# Start of RECORDS SHOWN

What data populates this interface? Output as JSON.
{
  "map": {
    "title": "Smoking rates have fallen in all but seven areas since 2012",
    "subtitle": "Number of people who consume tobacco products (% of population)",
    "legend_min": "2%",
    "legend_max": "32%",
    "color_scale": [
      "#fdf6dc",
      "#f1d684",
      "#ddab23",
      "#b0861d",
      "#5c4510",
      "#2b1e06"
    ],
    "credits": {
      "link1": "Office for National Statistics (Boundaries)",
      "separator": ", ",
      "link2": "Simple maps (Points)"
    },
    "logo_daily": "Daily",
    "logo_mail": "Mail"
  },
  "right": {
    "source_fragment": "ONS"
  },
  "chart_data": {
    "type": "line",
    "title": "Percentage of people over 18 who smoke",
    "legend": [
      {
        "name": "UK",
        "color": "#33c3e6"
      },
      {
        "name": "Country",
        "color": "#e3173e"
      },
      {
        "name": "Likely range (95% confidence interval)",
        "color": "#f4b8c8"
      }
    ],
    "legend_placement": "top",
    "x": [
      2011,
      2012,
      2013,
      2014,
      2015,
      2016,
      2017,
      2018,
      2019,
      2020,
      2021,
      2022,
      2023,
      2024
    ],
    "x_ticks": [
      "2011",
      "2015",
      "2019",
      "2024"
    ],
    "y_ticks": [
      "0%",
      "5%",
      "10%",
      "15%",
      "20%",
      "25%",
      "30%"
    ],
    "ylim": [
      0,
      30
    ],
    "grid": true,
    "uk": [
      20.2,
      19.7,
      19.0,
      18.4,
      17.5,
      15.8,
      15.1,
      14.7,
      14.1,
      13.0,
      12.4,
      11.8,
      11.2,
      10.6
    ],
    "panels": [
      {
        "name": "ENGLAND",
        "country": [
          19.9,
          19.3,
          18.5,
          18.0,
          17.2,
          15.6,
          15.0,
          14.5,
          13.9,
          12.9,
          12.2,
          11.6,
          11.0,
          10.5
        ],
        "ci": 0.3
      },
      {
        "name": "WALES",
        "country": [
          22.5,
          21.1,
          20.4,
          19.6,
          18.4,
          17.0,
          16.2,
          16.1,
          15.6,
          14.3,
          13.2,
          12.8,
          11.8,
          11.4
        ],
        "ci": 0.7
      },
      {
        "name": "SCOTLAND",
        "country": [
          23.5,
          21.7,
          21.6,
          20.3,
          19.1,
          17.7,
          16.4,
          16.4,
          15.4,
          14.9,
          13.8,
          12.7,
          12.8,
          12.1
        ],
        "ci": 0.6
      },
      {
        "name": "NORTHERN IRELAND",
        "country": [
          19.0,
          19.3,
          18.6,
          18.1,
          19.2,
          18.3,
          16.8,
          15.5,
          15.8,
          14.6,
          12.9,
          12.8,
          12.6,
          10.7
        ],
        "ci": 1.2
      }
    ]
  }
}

# End of RECORDS SHOWN

▶ STATED TASK: Write every entry out again exactly.

▶ EXERCISE OUTPUT:
What data populates this interface? Output as JSON.
{
  "map": {
    "title": "Smoking rates have fallen in all but seven areas since 2012",
    "subtitle": "Number of people who consume tobacco products (% of population)",
    "legend_min": "2%",
    "legend_max": "32%",
    "color_scale": [
      "#fdf6dc",
      "#f1d684",
      "#ddab23",
      "#b0861d",
      "#5c4510",
      "#2b1e06"
    ],
    "credits": {
      "link1": "Office for National Statistics (Boundaries)",
      "separator": ", ",
      "link2": "Simple maps (Points)"
    },
    "logo_daily": "Daily",
    "logo_mail": "Mail"
  },
  "right": {
    "source_fragment": "ONS"
  },
  "chart_data": {
    "type": "line",
    "title": "Percentage of people over 18 who smoke",
    "legend": [
      {
        "name": "UK",
        "color": "#33c3e6"
      },
      {
        "name": "Country",
        "color": "#e3173e"
      },
      {
        "name": "Likely range (95% confidence interval)",
        "color": "#f4b8c8"
      }
    ],
    "legend_placement": "top",
    "x": [
      2011,
      2012,
      2013,
      2014,
      2015,
      2016,
      2017,
      2018,
      2019,
      2020,
      2021,
      2022,
      2023,
      2024
    ],
    "x_ticks": [
      "2011",
      "2015",
      "2019",
      "2024"
    ],
    "y_ticks": [
      "0%",
      "5%",
      "10%",
      "15%",
      "20%",
      "25%",
      "30%"
    ],
    "ylim": [
      0,
      30
    ],
    "grid": true,
    "uk": [
      20.2,
      19.7,
      19.0,
      18.4,
      17.5,
      15.8,
      15.1,
      14.7,
      14.1,
      13.0,
      12.4,
      11.8,
      11.2,
      10.6
    ],
    "panels": [
      {
        "name": "ENGLAND",
        "country": [
          19.9,
          19.3,
          18.5,
          18.0,
          17.2,
          15.6,
          15.0,
          14.5,
          13.9,
          12.9,
          12.2,
          11.6,
          11.0,
          10.5
        ],
        "ci": 0.3
      },
      {
        "name": "WALES",
        "country": [
          22.5,
          21.1,
          20.4,
          19.6,
          18.4,
          17.0,
          16.2,
          16.1,
          15.6,
          14.3,
          13.2,
          12.8,
          11.8,
          11.4
        ],
        "ci": 0.7
      },
      {
        "name": "SCOTLAND",
        "country": [
          23.5,
          21.7,
          21.6,
          20.3,
          19.1,
          17.7,
          16.4,
          16.4,
          15.4,
          14.9,
          13.8,
          12.7,
          12.8,
          12.1
        ],
        "ci": 0.6
      },
      {
        "name": "NORTHERN IRELAND",
        "country": [
          19.0,
          19.3,
          18.6,
          18.1,
          19.2,
          18.3,
          16.8,
          15.5,
          15.8,
          14.6,
          12.9,
          12.8,
          12.6,
          10.7
        ],
        "ci": 1.2
      }
    ]
  }
}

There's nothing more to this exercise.